EXERCISE DIRECTIONS
Repeat all of the data precisely.

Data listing
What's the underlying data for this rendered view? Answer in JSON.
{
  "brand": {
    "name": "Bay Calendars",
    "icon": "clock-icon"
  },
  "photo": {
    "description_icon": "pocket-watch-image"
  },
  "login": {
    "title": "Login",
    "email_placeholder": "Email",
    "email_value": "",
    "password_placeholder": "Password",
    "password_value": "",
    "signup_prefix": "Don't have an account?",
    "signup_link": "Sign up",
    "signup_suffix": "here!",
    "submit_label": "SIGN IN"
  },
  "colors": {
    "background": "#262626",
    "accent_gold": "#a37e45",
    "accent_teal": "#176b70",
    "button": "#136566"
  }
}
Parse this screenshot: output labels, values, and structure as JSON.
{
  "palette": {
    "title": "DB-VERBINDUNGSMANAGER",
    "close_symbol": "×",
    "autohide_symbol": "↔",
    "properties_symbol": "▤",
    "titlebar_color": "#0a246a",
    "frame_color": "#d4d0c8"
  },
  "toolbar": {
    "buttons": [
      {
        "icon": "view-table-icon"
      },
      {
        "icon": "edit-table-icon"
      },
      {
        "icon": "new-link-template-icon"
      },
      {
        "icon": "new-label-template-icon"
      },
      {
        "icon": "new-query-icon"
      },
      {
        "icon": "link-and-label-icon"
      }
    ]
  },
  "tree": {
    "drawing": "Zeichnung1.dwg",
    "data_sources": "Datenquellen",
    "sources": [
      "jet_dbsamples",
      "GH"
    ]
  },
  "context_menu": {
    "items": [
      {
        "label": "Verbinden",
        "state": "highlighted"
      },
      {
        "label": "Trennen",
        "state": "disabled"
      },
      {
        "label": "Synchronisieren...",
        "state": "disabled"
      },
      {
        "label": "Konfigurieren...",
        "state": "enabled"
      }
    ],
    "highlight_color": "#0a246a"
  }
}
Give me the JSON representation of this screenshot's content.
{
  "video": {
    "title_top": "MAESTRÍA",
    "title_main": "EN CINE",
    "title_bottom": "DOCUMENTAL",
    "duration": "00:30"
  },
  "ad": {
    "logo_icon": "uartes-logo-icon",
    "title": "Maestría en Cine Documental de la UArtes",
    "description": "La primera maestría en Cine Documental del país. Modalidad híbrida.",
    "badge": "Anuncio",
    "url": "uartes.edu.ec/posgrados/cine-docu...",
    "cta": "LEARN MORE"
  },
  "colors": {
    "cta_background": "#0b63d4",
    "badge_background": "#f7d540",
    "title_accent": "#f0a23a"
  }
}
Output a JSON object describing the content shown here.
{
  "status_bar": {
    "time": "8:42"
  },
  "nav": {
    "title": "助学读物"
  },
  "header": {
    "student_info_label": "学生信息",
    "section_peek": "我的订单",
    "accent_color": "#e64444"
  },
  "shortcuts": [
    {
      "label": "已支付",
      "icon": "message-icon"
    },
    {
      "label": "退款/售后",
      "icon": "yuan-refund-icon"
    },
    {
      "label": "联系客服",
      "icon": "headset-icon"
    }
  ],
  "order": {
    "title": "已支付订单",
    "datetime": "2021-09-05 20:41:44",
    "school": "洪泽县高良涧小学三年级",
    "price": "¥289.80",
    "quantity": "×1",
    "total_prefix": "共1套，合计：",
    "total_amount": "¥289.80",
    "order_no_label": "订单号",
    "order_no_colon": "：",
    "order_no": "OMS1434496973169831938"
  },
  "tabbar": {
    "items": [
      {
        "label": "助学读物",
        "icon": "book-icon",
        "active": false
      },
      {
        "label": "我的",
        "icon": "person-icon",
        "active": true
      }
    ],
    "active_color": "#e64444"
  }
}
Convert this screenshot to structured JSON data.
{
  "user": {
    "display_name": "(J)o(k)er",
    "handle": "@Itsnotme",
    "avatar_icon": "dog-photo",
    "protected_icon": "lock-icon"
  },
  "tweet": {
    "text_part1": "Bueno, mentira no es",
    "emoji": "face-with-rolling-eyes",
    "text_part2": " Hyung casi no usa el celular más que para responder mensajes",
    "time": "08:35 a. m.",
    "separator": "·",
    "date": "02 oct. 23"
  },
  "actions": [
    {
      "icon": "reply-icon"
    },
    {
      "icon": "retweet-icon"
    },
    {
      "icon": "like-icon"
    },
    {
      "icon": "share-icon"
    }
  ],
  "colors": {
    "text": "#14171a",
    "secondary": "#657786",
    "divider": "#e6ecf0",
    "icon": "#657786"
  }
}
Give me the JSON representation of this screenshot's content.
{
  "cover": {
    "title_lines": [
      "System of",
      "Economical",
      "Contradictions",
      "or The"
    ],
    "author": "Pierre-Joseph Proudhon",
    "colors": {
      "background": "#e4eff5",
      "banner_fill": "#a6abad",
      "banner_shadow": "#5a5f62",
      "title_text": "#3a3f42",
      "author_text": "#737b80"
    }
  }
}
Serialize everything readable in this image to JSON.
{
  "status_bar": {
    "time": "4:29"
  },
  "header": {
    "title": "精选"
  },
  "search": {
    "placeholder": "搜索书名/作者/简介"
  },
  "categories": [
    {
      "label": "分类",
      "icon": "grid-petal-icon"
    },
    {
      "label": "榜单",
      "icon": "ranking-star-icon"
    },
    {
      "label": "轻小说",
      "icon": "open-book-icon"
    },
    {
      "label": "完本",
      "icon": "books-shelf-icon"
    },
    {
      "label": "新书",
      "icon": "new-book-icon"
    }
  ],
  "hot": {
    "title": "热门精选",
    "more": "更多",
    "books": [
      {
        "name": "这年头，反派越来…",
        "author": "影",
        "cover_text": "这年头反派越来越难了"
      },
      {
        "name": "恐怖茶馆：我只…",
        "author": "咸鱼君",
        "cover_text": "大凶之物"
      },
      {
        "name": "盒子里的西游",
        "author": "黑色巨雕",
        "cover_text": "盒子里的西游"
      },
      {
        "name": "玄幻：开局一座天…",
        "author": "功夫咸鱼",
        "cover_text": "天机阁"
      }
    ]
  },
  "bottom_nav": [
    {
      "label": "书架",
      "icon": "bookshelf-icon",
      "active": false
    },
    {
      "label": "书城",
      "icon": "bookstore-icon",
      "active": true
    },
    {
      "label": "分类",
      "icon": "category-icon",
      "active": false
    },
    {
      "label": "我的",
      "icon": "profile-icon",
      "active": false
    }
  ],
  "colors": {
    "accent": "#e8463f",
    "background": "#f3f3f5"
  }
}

ANSWER FOR THIS EXERCISE
What's the underlying data for this rendered view? Answer in JSON.
{
  "brand": {
    "name": "Bay Calendars",
    "icon": "clock-icon"
  },
  "photo": {
    "description_icon": "pocket-watch-image"
  },
  "login": {
    "title": "Login",
    "email_placeholder": "Email",
    "email_value": "",
    "password_placeholder": "Password",
    "password_value": "",
    "signup_prefix": "Don't have an account?",
    "signup_link": "Sign up",
    "signup_suffix": "here!",
    "submit_label": "SIGN IN"
  },
  "colors": {
    "background": "#262626",
    "accent_gold": "#a37e45",
    "accent_teal": "#176b70",
    "button": "#136566"
  }
}
Parse this screenshot: output labels, values, and structure as JSON.
{
  "palette": {
    "title": "DB-VERBINDUNGSMANAGER",
    "close_symbol": "×",
    "autohide_symbol": "↔",
    "properties_symbol": "▤",
    "titlebar_color": "#0a246a",
    "frame_color": "#d4d0c8"
  },
  "toolbar": {
    "buttons": [
      {
        "icon": "view-table-icon"
      },
      {
        "icon": "edit-table-icon"
      },
      {
        "icon": "new-link-template-icon"
      },
      {
        "icon": "new-label-template-icon"
      },
      {
        "icon": "new-query-icon"
      },
      {
        "icon": "link-and-label-icon"
      }
    ]
  },
  "tree": {
    "drawing": "Zeichnung1.dwg",
    "data_sources": "Datenquellen",
    "sources": [
      "jet_dbsamples",
      "GH"
    ]
  },
  "context_menu": {
    "items": [
      {
        "label": "Verbinden",
        "state": "highlighted"
      },
      {
        "label": "Trennen",
        "state": "disabled"
      },
      {
        "label": "Synchronisieren...",
        "state": "disabled"
      },
      {
        "label": "Konfigurieren...",
        "state": "enabled"
      }
    ],
    "highlight_color": "#0a246a"
  }
}
Give me the JSON representation of this screenshot's content.
{
  "video": {
    "title_top": "MAESTRÍA",
    "title_main": "EN CINE",
    "title_bottom": "DOCUMENTAL",
    "duration": "00:30"
  },
  "ad": {
    "logo_icon": "uartes-logo-icon",
    "title": "Maestría en Cine Documental de la UArtes",
    "description": "La primera maestría en Cine Documental del país. Modalidad híbrida.",
    "badge": "Anuncio",
    "url": "uartes.edu.ec/posgrados/cine-docu...",
    "cta": "LEARN MORE"
  },
  "colors": {
    "cta_background": "#0b63d4",
    "badge_background": "#f7d540",
    "title_accent": "#f0a23a"
  }
}
Output a JSON object describing the content shown here.
{
  "status_bar": {
    "time": "8:42"
  },
  "nav": {
    "title": "助学读物"
  },
  "header": {
    "student_info_label": "学生信息",
    "section_peek": "我的订单",
    "accent_color": "#e64444"
  },
  "shortcuts": [
    {
      "label": "已支付",
      "icon": "message-icon"
    },
    {
      "label": "退款/售后",
      "icon": "yuan-refund-icon"
    },
    {
      "label": "联系客服",
      "icon": "headset-icon"
    }
  ],
  "order": {
    "title": "已支付订单",
    "datetime": "2021-09-05 20:41:44",
    "school": "洪泽县高良涧小学三年级",
    "price": "¥289.80",
    "quantity": "×1",
    "total_prefix": "共1套，合计：",
    "total_amount": "¥289.80",
    "order_no_label": "订单号",
    "order_no_colon": "：",
    "order_no": "OMS1434496973169831938"
  },
  "tabbar": {
    "items": [
      {
        "label": "助学读物",
        "icon": "book-icon",
        "active": false
      },
      {
        "label": "我的",
        "icon": "person-icon",
        "active": true
      }
    ],
    "active_color": "#e64444"
  }
}
Convert this screenshot to structured JSON data.
{
  "user": {
    "display_name": "(J)o(k)er",
    "handle": "@Itsnotme",
    "avatar_icon": "dog-photo",
    "protected_icon": "lock-icon"
  },
  "tweet": {
    "text_part1": "Bueno, mentira no es",
    "emoji": "face-with-rolling-eyes",
    "text_part2": " Hyung casi no usa el celular más que para responder mensajes",
    "time": "08:35 a. m.",
    "separator": "·",
    "date": "02 oct. 23"
  },
  "actions": [
    {
      "icon": "reply-icon"
    },
    {
      "icon": "retweet-icon"
    },
    {
      "icon": "like-icon"
    },
    {
      "icon": "share-icon"
    }
  ],
  "colors": {
    "text": "#14171a",
    "secondary": "#657786",
    "divider": "#e6ecf0",
    "icon": "#657786"
  }
}
Give me the JSON representation of this screenshot's content.
{
  "cover": {
    "title_lines": [
      "System of",
      "Economical",
      "Contradictions",
      "or The"
    ],
    "author": "Pierre-Joseph Proudhon",
    "colors": {
      "background": "#e4eff5",
      "banner_fill": "#a6abad",
      "banner_shadow": "#5a5f62",
      "title_text": "#3a3f42",
      "author_text": "#737b80"
    }
  }
}
Serialize everything readable in this image to JSON.
{
  "status_bar": {
    "time": "4:29"
  },
  "header": {
    "title": "精选"
  },
  "search": {
    "placeholder": "搜索书名/作者/简介"
  },
  "categories": [
    {
      "label": "分类",
      "icon": "grid-petal-icon"
    },
    {
      "label": "榜单",
      "icon": "ranking-star-icon"
    },
    {
      "label": "轻小说",
      "icon": "open-book-icon"
    },
    {
      "label": "完本",
      "icon": "books-shelf-icon"
    },
    {
      "label": "新书",
      "icon": "new-book-icon"
    }
  ],
  "hot": {
    "title": "热门精选",
    "more": "更多",
    "books": [
      {
        "name": "这年头，反派越来…",
        "author": "影",
        "cover_text": "这年头反派越来越难了"
      },
      {
        "name": "恐怖茶馆：我只…",
        "author": "咸鱼君",
        "cover_text": "大凶之物"
      },
      {
        "name": "盒子里的西游",
        "author": "黑色巨雕",
        "cover_text": "盒子里的西游"
      },
      {
        "name": "玄幻：开局一座天…",
        "author": "功夫咸鱼",
        "cover_text": "天机阁"
      }
    ]
  },
  "bottom_nav": [
    {
      "label": "书架",
      "icon": "bookshelf-icon",
      "active": false
    },
    {
      "label": "书城",
      "icon": "bookstore-icon",
      "active": true
    },
    {
      "label": "分类",
      "icon": "category-icon",
      "active": false
    },
    {
      "label": "我的",
      "icon": "profile-icon",
      "active": false
    }
  ],
  "colors": {
    "accent": "#e8463f",
    "background": "#f3f3f5"
  }
}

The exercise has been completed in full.